[Saved data entries]
################

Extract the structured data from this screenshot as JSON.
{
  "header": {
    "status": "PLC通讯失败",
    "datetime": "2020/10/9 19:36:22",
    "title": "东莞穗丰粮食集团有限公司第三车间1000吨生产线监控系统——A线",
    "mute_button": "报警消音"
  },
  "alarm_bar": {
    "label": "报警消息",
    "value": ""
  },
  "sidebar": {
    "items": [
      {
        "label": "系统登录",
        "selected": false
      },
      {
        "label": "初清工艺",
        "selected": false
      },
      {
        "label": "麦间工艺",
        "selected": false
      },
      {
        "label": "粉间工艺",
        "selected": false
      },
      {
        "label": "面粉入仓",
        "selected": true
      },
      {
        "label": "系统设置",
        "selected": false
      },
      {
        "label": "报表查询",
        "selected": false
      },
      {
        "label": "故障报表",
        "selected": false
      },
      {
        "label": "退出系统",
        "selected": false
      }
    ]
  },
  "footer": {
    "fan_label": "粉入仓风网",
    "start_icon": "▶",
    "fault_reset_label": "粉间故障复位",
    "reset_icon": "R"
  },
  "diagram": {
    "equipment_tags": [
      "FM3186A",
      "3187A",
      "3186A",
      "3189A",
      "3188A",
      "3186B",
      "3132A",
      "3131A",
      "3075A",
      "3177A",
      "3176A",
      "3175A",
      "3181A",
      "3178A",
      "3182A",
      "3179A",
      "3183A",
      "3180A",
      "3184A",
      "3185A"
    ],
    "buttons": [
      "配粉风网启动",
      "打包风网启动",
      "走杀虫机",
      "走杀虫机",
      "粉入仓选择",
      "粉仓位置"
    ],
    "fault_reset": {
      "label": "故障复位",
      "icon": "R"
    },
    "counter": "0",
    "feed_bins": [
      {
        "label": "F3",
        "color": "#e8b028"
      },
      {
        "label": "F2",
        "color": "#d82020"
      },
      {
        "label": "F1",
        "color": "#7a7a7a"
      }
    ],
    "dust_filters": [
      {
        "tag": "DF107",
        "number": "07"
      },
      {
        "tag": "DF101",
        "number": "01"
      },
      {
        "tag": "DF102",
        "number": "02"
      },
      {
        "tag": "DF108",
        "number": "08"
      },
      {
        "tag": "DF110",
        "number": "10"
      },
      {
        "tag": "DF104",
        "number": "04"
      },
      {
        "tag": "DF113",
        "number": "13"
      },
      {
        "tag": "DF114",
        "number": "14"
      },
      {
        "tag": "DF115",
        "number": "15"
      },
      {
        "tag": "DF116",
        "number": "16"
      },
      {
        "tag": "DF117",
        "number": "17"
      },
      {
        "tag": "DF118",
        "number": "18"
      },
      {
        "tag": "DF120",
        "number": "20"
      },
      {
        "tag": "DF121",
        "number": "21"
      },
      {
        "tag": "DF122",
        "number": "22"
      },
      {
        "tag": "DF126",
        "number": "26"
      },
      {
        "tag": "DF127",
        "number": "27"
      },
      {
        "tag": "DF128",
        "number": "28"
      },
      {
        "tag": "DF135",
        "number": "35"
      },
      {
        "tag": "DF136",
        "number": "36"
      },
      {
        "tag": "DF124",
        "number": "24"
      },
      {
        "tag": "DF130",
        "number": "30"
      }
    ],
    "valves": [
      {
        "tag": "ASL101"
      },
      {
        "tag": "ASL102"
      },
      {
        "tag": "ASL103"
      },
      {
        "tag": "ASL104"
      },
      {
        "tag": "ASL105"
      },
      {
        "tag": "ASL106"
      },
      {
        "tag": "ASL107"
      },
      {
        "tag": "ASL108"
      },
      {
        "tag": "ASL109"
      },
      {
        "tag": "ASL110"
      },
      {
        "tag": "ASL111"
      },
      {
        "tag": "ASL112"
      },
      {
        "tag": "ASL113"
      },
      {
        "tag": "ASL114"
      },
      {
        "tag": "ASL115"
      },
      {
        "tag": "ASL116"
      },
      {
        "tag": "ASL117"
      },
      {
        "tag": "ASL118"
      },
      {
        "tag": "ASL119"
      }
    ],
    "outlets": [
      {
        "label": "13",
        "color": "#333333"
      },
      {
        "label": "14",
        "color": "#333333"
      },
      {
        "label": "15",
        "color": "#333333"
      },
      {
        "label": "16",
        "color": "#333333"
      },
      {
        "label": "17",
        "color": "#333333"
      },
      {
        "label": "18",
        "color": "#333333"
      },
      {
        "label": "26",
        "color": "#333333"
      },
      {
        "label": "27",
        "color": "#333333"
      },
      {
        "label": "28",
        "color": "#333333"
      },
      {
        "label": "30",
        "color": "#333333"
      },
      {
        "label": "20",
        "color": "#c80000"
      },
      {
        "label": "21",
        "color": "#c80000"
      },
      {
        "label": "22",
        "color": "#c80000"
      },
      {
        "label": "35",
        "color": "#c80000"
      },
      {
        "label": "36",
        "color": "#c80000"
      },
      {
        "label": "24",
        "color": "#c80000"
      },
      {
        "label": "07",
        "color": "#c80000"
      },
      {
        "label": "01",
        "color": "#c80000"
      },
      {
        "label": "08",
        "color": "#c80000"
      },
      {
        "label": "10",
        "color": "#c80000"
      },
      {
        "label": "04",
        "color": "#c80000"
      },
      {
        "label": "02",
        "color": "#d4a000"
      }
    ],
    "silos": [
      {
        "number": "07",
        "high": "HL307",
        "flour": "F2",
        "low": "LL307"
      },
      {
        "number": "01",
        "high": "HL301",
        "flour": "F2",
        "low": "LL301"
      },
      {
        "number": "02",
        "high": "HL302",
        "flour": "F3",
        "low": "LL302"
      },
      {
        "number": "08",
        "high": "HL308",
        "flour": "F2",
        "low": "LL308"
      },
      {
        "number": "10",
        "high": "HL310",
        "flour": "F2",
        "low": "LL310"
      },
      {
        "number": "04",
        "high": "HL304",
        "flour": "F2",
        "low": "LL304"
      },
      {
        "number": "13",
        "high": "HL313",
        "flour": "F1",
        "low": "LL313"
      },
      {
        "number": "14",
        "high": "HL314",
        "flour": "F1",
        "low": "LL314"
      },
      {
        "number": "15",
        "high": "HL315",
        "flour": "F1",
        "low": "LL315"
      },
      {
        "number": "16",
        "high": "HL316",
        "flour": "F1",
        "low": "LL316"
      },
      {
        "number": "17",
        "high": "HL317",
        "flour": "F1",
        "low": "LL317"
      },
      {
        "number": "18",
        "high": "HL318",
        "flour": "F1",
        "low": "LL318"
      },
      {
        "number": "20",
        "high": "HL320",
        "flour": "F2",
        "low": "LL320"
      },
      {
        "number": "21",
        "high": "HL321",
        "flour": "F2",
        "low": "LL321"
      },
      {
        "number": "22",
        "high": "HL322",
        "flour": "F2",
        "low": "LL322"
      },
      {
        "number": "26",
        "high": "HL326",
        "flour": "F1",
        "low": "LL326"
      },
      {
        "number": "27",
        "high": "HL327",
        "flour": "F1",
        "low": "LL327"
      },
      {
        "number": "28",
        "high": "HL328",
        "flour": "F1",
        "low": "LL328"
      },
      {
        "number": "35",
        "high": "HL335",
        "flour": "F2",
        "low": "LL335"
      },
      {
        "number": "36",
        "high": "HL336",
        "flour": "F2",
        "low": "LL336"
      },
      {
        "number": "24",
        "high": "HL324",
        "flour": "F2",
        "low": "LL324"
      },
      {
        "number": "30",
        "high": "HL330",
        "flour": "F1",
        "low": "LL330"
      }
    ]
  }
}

################

> Task to carry out
Reproduce the listing in full. Keep it exactly as written.

> Response to this task
Extract the structured data from this screenshot as JSON.
{
  "header": {
    "status": "PLC通讯失败",
    "datetime": "2020/10/9 19:36:22",
    "title": "东莞穗丰粮食集团有限公司第三车间1000吨生产线监控系统——A线",
    "mute_button": "报警消音"
  },
  "alarm_bar": {
    "label": "报警消息",
    "value": ""
  },
  "sidebar": {
    "items": [
      {
        "label": "系统登录",
        "selected": false
      },
      {
        "label": "初清工艺",
        "selected": false
      },
      {
        "label": "麦间工艺",
        "selected": false
      },
      {
        "label": "粉间工艺",
        "selected": false
      },
      {
        "label": "面粉入仓",
        "selected": true
      },
      {
        "label": "系统设置",
        "selected": false
      },
      {
        "label": "报表查询",
        "selected": false
      },
      {
        "label": "故障报表",
        "selected": false
      },
      {
        "label": "退出系统",
        "selected": false
      }
    ]
  },
  "footer": {
    "fan_label": "粉入仓风网",
    "start_icon": "▶",
    "fault_reset_label": "粉间故障复位",
    "reset_icon": "R"
  },
  "diagram": {
    "equipment_tags": [
      "FM3186A",
      "3187A",
      "3186A",
      "3189A",
      "3188A",
      "3186B",
      "3132A",
      "3131A",
      "3075A",
      "3177A",
      "3176A",
      "3175A",
      "3181A",
      "3178A",
      "3182A",
      "3179A",
      "3183A",
      "3180A",
      "3184A",
      "3185A"
    ],
    "buttons": [
      "配粉风网启动",
      "打包风网启动",
      "走杀虫机",
      "走杀虫机",
      "粉入仓选择",
      "粉仓位置"
    ],
    "fault_reset": {
      "label": "故障复位",
      "icon": "R"
    },
    "counter": "0",
    "feed_bins": [
      {
        "label": "F3",
        "color": "#e8b028"
      },
      {
        "label": "F2",
        "color": "#d82020"
      },
      {
        "label": "F1",
        "color": "#7a7a7a"
      }
    ],
    "dust_filters": [
      {
        "tag": "DF107",
        "number": "07"
      },
      {
        "tag": "DF101",
        "number": "01"
      },
      {
        "tag": "DF102",
        "number": "02"
      },
      {
        "tag": "DF108",
        "number": "08"
      },
      {
        "tag": "DF110",
        "number": "10"
      },
      {
        "tag": "DF104",
        "number": "04"
      },
      {
        "tag": "DF113",
        "number": "13"
      },
      {
        "tag": "DF114",
        "number": "14"
      },
      {
        "tag": "DF115",
        "number": "15"
      },
      {
        "tag": "DF116",
        "number": "16"
      },
      {
        "tag": "DF117",
        "number": "17"
      },
      {
        "tag": "DF118",
        "number": "18"
      },
      {
        "tag": "DF120",
        "number": "20"
      },
      {
        "tag": "DF121",
        "number": "21"
      },
      {
        "tag": "DF122",
        "number": "22"
      },
      {
        "tag": "DF126",
        "number": "26"
      },
      {
        "tag": "DF127",
        "number": "27"
      },
      {
        "tag": "DF128",
        "number": "28"
      },
      {
        "tag": "DF135",
        "number": "35"
      },
      {
        "tag": "DF136",
        "number": "36"
      },
      {
        "tag": "DF124",
        "number": "24"
      },
      {
        "tag": "DF130",
        "number": "30"
      }
    ],
    "valves": [
      {
        "tag": "ASL101"
      },
      {
        "tag": "ASL102"
      },
      {
        "tag": "ASL103"
      },
      {
        "tag": "ASL104"
      },
      {
        "tag": "ASL105"
      },
      {
        "tag": "ASL106"
      },
      {
        "tag": "ASL107"
      },
      {
        "tag": "ASL108"
      },
      {
        "tag": "ASL109"
      },
      {
        "tag": "ASL110"
      },
      {
        "tag": "ASL111"
      },
      {
        "tag": "ASL112"
      },
      {
        "tag": "ASL113"
      },
      {
        "tag": "ASL114"
      },
      {
        "tag": "ASL115"
      },
      {
        "tag": "ASL116"
      },
      {
        "tag": "ASL117"
      },
      {
        "tag": "ASL118"
      },
      {
        "tag": "ASL119"
      }
    ],
    "outlets": [
      {
        "label": "13",
        "color": "#333333"
      },
      {
        "label": "14",
        "color": "#333333"
      },
      {
        "label": "15",
        "color": "#333333"
      },
      {
        "label": "16",
        "color": "#333333"
      },
      {
        "label": "17",
        "color": "#333333"
      },
      {
        "label": "18",
        "color": "#333333"
      },
      {
        "label": "26",
        "color": "#333333"
      },
      {
        "label": "27",
        "color": "#333333"
      },
      {
        "label": "28",
        "color": "#333333"
      },
      {
        "label": "30",
        "color": "#333333"
      },
      {
        "label": "20",
        "color": "#c80000"
      },
      {
        "label": "21",
        "color": "#c80000"
      },
      {
        "label": "22",
        "color": "#c80000"
      },
      {
        "label": "35",
        "color": "#c80000"
      },
      {
        "label": "36",
        "color": "#c80000"
      },
      {
        "label": "24",
        "color": "#c80000"
      },
      {
        "label": "07",
        "color": "#c80000"
      },
      {
        "label": "01",
        "color": "#c80000"
      },
      {
        "label": "08",
        "color": "#c80000"
      },
      {
        "label": "10",
        "color": "#c80000"
      },
      {
        "label": "04",
        "color": "#c80000"
      },
      {
        "label": "02",
        "color": "#d4a000"
      }
    ],
    "silos": [
      {
        "number": "07",
        "high": "HL307",
        "flour": "F2",
        "low": "LL307"
      },
      {
        "number": "01",
        "high": "HL301",
        "flour": "F2",
        "low": "LL301"
      },
      {
        "number": "02",
        "high": "HL302",
        "flour": "F3",
        "low": "LL302"
      },
      {
        "number": "08",
        "high": "HL308",
        "flour": "F2",
        "low": "LL308"
      },
      {
        "number": "10",
        "high": "HL310",
        "flour": "F2",
        "low": "LL310"
      },
      {
        "number": "04",
        "high": "HL304",
        "flour": "F2",
        "low": "LL304"
      },
      {
        "number": "13",
        "high": "HL313",
        "flour": "F1",
        "low": "LL313"
      },
      {
        "number": "14",
        "high": "HL314",
        "flour": "F1",
        "low": "LL314"
      },
      {
        "number": "15",
        "high": "HL315",
        "flour": "F1",
        "low": "LL315"
      },
      {
        "number": "16",
        "high": "HL316",
        "flour": "F1",
        "low": "LL316"
      },
      {
        "number": "17",
        "high": "HL317",
        "flour": "F1",
        "low": "LL317"
      },
      {
        "number": "18",
        "high": "HL318",
        "flour": "F1",
        "low": "LL318"
      },
      {
        "number": "20",
        "high": "HL320",
        "flour": "F2",
        "low": "LL320"
      },
      {
        "number": "21",
        "high": "HL321",
        "flour": "F2",
        "low": "LL321"
      },
      {
        "number": "22",
        "high": "HL322",
        "flour": "F2",
        "low": "LL322"
      },
      {
        "number": "26",
        "high": "HL326",
        "flour": "F1",
        "low": "LL326"
      },
      {
        "number": "27",
        "high": "HL327",
        "flour": "F1",
        "low": "LL327"
      },
      {
        "number": "28",
        "high": "HL328",
        "flour": "F1",
        "low": "LL328"
      },
      {
        "number": "35",
        "high": "HL335",
        "flour": "F2",
        "low": "LL335"
      },
      {
        "number": "36",
        "high": "HL336",
        "flour": "F2",
        "low": "LL336"
      },
      {
        "number": "24",
        "high": "HL324",
        "flour": "F2",
        "low": "LL324"
      },
      {
        "number": "30",
        "high": "HL330",
        "flour": "F1",
        "low": "LL330"
      }
    ]
  }
}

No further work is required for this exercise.